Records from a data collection
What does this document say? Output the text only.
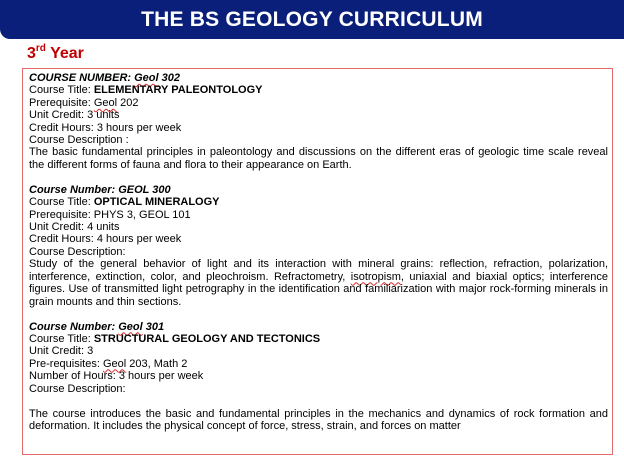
THE BS GEOLOGY CURRICULUM
3rd Year
COURSE NUMBER: Geol 302
Course Title: ELEMENTARY PALEONTOLOGY
Prerequisite: Geol 202
Unit Credit: 3 units
Credit Hours: 3 hours per week
Course Description :
The basic fundamental principles in paleontology and discussions on the different eras of geologic time scale reveal the different forms of fauna and flora to their appearance on Earth.
Course Number: GEOL 300
Course Title: OPTICAL MINERALOGY
Prerequisite: PHYS 3, GEOL 101
Unit Credit: 4 units
Credit Hours: 4 hours per week
Course Description:
Study of the general behavior of light and its interaction with mineral grains: reflection, refraction, polarization, interference, extinction, color, and pleochroism. Refractometry, isotropism, uniaxial and biaxial optics; interference figures. Use of transmitted light petrography in the identification and familiarization with major rock-forming minerals in grain mounts and thin sections.
Course Number: Geol 301
Course Title: STRUCTURAL GEOLOGY AND TECTONICS
Unit Credit: 3
Pre-requisites: Geol 203, Math 2
Number of Hours: 3 hours per week
Course Description:
The course introduces the basic and fundamental principles in the mechanics and dynamics of rock formation and deformation. It includes the physical concept of force, stress, strain, and forces on matter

**WORK REQUIRED**
Copy every line of the records above that holds the word "GEOLOGY".

**SOLUTION TO THIS TASK**
THE BS GEOLOGY CURRICULUM
Course Title: STRUCTURAL GEOLOGY AND TECTONICS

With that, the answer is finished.